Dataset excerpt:

========

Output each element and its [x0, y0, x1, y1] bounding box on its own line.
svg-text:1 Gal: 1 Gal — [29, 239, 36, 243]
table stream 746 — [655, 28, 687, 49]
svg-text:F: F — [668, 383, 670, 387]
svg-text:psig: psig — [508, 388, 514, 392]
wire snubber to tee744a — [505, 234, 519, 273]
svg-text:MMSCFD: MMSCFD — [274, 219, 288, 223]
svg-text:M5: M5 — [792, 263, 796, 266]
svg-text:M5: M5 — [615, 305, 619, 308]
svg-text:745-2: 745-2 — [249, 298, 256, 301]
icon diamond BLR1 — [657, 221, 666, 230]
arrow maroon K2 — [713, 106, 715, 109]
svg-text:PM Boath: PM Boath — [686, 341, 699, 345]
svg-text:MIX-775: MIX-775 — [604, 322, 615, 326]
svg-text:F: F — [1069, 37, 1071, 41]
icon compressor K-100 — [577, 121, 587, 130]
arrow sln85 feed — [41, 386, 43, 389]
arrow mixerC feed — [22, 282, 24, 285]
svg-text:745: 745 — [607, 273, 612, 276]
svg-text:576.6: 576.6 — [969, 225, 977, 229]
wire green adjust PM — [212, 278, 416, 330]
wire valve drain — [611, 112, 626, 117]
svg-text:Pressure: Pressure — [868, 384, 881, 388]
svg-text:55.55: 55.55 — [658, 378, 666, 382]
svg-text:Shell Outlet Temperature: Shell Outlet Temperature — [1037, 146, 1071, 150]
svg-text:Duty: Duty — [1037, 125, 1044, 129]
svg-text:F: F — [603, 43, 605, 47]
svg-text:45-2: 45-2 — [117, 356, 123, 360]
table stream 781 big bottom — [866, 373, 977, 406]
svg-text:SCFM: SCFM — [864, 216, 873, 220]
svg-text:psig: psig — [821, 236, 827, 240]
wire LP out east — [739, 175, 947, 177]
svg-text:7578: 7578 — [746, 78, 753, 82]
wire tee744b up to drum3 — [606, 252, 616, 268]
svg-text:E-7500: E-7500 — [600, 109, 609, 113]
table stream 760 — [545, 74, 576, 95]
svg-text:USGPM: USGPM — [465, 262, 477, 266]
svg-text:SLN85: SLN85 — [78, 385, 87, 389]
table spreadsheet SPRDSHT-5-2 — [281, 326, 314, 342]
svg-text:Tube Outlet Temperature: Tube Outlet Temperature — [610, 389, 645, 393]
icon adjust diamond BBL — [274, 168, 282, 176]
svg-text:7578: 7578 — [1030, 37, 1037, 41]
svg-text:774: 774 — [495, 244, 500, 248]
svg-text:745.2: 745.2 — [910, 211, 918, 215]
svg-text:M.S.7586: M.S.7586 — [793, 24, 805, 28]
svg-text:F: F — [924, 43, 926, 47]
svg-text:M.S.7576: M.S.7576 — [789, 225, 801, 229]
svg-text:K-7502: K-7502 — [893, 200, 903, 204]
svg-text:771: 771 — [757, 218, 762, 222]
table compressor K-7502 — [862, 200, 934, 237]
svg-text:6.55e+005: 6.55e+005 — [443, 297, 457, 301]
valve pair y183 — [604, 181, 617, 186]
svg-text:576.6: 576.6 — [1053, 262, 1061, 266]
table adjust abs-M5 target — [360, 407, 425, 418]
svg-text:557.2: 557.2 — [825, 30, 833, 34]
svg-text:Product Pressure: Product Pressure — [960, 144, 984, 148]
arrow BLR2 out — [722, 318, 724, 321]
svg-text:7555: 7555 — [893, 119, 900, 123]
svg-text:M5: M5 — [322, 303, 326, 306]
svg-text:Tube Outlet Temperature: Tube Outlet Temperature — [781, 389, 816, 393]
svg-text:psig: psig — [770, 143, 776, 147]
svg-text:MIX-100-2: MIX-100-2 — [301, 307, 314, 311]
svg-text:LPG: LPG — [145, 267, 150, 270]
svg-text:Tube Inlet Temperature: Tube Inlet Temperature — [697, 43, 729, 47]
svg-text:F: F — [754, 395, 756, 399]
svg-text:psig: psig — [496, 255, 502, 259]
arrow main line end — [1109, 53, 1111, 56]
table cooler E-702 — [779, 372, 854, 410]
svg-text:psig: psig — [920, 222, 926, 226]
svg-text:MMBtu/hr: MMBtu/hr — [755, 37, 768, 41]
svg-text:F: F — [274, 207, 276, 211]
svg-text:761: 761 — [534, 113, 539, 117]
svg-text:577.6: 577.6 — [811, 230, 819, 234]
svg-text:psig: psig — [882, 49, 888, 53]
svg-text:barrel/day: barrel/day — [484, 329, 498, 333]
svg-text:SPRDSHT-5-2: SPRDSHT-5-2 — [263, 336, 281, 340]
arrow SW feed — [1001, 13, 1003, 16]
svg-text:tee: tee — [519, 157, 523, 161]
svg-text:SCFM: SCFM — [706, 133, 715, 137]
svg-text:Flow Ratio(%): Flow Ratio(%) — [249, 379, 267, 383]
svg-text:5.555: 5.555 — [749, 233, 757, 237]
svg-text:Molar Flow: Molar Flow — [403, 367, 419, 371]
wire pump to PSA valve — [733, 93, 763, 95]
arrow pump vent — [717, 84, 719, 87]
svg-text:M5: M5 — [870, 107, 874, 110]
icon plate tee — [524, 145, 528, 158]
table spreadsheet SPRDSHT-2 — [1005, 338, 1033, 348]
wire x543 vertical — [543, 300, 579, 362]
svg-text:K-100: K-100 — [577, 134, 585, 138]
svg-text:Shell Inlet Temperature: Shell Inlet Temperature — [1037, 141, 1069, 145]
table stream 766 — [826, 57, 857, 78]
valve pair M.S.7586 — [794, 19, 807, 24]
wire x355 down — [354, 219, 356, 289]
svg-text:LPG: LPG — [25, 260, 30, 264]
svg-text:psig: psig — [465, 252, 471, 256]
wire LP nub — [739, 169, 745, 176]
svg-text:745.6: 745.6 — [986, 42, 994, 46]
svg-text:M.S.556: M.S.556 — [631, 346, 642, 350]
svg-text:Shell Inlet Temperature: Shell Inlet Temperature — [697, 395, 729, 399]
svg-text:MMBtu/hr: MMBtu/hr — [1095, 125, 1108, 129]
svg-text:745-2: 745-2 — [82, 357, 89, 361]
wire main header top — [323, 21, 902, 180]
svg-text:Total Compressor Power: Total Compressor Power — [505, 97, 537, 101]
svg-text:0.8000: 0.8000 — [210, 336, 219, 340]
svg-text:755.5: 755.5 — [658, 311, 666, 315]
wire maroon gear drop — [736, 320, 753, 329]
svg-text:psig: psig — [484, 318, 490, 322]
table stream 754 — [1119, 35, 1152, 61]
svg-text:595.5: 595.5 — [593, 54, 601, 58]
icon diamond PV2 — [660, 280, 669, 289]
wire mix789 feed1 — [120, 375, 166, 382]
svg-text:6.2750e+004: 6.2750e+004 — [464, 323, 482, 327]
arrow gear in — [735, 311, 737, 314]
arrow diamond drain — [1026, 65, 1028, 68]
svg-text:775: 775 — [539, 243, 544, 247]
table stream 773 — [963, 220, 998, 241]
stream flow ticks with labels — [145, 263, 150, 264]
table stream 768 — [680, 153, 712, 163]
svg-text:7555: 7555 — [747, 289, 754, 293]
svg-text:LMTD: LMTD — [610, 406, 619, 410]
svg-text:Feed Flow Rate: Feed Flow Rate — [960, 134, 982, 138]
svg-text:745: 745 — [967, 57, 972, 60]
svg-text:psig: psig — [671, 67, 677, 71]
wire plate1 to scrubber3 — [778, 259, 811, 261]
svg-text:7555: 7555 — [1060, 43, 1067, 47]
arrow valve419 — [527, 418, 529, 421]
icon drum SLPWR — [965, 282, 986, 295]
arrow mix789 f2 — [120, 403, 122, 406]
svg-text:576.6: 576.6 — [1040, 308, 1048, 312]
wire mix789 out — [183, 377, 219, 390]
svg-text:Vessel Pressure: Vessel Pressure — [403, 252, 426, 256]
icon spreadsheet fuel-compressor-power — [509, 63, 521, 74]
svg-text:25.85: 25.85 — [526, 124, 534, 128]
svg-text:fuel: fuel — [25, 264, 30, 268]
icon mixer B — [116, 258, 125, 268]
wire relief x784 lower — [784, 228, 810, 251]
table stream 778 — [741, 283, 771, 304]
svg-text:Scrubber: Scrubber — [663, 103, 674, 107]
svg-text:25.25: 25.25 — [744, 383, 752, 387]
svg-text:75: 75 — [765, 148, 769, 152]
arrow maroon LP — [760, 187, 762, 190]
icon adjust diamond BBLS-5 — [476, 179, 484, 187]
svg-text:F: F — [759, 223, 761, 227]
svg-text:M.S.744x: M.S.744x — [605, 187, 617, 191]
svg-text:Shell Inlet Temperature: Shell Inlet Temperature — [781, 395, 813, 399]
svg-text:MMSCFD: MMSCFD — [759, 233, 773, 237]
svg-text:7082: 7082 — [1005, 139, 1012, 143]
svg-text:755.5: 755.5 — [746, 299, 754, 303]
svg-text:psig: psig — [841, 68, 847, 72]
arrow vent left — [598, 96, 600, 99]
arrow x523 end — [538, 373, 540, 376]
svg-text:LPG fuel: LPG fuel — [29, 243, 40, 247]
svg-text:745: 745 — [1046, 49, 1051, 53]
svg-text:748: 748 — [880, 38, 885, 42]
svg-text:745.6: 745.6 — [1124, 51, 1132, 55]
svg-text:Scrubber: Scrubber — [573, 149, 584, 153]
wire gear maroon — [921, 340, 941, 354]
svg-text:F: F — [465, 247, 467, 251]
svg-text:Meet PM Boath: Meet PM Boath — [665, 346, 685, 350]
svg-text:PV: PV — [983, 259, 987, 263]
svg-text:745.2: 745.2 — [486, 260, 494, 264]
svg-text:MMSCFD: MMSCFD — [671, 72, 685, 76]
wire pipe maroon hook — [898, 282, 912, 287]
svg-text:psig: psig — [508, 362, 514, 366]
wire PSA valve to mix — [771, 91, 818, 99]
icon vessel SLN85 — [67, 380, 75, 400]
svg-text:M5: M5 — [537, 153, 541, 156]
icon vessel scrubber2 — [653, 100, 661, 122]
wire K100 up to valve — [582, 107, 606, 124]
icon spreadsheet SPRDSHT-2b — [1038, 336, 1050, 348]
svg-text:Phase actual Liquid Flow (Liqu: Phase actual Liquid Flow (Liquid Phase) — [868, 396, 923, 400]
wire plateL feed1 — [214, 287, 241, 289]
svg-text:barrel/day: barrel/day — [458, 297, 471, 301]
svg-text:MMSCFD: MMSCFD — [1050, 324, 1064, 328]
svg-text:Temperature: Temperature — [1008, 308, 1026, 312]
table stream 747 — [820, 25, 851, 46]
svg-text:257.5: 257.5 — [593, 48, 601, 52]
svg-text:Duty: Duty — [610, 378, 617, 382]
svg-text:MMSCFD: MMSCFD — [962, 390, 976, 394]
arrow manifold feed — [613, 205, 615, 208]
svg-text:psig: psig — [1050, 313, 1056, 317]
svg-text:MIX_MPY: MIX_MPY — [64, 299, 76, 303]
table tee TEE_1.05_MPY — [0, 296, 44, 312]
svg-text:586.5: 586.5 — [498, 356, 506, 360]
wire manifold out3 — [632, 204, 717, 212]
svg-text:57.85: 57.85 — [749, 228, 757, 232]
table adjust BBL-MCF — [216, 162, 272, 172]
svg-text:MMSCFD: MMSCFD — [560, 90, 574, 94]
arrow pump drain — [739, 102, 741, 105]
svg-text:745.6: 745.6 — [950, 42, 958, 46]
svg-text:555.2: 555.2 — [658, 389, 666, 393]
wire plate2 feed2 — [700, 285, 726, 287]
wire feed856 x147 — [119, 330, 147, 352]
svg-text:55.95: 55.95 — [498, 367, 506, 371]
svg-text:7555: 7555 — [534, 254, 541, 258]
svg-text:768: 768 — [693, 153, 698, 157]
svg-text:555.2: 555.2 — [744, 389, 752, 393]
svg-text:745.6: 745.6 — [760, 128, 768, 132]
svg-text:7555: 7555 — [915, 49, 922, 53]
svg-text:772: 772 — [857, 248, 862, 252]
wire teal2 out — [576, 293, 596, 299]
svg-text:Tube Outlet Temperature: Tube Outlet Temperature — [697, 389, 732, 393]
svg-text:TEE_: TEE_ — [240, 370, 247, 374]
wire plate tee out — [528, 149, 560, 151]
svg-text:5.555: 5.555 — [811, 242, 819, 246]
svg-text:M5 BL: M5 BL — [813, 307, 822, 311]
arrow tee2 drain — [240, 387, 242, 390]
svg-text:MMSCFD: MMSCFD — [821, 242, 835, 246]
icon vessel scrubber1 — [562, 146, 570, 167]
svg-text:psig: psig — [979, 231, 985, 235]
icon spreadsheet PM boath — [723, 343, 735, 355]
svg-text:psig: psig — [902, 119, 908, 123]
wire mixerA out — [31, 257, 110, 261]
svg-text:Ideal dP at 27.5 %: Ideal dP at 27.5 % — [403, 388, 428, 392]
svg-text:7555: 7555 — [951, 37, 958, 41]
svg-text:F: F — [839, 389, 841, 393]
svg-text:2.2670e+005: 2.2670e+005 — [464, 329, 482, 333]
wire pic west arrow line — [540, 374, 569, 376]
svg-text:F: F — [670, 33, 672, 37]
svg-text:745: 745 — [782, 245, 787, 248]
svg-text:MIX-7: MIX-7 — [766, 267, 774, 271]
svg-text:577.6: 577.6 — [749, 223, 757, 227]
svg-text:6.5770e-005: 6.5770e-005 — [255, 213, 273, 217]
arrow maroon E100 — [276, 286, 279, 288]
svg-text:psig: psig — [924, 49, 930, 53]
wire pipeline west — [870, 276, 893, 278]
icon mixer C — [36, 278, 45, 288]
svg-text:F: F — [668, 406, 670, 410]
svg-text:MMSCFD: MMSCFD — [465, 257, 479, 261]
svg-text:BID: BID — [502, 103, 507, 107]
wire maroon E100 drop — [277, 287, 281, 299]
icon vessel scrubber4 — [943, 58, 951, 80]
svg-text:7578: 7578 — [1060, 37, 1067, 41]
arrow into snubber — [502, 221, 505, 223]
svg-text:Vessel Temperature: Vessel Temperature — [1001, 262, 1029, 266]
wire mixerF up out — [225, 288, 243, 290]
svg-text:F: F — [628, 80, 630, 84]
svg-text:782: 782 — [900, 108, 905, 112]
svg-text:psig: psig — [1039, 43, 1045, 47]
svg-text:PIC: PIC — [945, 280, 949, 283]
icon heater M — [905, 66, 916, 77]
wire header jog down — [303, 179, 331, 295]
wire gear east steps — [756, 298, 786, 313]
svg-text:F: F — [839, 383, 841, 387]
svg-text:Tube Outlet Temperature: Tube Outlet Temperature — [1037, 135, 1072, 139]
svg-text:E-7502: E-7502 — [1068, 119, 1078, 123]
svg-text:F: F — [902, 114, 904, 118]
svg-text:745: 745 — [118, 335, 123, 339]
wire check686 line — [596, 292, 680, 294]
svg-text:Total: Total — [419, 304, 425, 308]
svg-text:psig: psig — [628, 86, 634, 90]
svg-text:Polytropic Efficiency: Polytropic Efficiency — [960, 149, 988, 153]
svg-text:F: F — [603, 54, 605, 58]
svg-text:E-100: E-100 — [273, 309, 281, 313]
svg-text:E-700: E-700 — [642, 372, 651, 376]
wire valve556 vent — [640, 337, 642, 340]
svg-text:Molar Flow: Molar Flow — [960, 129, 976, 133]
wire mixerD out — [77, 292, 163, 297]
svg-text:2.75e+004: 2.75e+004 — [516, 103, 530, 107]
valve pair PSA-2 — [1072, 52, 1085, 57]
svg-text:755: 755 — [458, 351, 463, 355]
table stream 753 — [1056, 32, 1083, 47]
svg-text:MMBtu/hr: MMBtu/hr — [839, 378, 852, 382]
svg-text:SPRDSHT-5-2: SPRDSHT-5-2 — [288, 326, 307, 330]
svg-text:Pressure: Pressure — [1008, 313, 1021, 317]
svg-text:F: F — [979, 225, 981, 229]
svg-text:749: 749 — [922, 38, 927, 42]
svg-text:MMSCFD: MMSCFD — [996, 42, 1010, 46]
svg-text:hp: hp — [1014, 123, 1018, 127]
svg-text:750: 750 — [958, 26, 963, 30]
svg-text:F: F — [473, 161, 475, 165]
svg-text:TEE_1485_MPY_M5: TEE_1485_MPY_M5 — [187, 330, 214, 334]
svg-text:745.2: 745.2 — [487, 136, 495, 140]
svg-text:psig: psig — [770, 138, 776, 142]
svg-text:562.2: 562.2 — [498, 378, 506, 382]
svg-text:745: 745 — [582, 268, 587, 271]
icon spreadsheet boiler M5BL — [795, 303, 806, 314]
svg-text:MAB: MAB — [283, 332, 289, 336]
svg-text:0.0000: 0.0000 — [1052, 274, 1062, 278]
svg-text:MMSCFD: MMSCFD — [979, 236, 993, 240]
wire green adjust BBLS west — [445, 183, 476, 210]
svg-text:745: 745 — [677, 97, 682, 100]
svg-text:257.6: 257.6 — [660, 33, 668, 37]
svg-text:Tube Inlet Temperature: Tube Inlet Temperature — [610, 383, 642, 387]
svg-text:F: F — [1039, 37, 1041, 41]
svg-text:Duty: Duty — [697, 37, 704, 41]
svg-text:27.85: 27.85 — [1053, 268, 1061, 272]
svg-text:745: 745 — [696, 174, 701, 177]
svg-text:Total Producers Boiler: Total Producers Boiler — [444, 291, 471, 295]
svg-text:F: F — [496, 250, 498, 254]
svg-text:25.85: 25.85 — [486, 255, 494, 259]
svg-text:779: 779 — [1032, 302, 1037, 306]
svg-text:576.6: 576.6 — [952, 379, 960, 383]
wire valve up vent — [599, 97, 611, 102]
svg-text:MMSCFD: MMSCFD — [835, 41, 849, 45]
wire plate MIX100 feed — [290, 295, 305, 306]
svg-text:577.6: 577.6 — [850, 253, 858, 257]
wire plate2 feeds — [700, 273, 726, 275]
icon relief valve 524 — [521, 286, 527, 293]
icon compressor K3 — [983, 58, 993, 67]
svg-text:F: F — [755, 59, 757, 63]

========

EXERCISE OBJECTIVE: Turn the lines into a numbered list, starting with the first line and going on through the line that contains "svg-text:Duty: Duty — [1037, 125, 1044, 129]", both included. Skip any blank lines and list nothing past that point.

RESPONSE:
1. Output each element and its [x0, y0, x1, y1] bounding box on its own line.
2. svg-text:1 Gal: 1 Gal — [29, 239, 36, 243]
3. table stream 746 — [655, 28, 687, 49]
4. svg-text:F: F — [668, 383, 670, 387]
5. svg-text:psig: psig — [508, 388, 514, 392]
6. wire snubber to tee744a — [505, 234, 519, 273]
7. svg-text:MMSCFD: MMSCFD — [274, 219, 288, 223]
8. svg-text:M5: M5 — [792, 263, 796, 266]
9. svg-text:M5: M5 — [615, 305, 619, 308]
10. svg-text:745-2: 745-2 — [249, 298, 256, 301]
11. icon diamond BLR1 — [657, 221, 666, 230]
12. arrow maroon K2 — [713, 106, 715, 109]
13. svg-text:PM Boath: PM Boath — [686, 341, 699, 345]
14. svg-text:MIX-775: MIX-775 — [604, 322, 615, 326]
15. svg-text:F: F — [1069, 37, 1071, 41]
16. icon compressor K-100 — [577, 121, 587, 130]
17. arrow sln85 feed — [41, 386, 43, 389]
18. arrow mixerC feed — [22, 282, 24, 285]
19. svg-text:745: 745 — [607, 273, 612, 276]
20. svg-text:576.6: 576.6 — [969, 225, 977, 229]
21. wire green adjust PM — [212, 278, 416, 330]
22. wire valve drain — [611, 112, 626, 117]
23. svg-text:Pressure: Pressure — [868, 384, 881, 388]
24. svg-text:55.55: 55.55 — [658, 378, 666, 382]
25. svg-text:Shell Outlet Temperature: Shell Outlet Temperature — [1037, 146, 1071, 150]
26. svg-text:Duty: Duty — [1037, 125, 1044, 129]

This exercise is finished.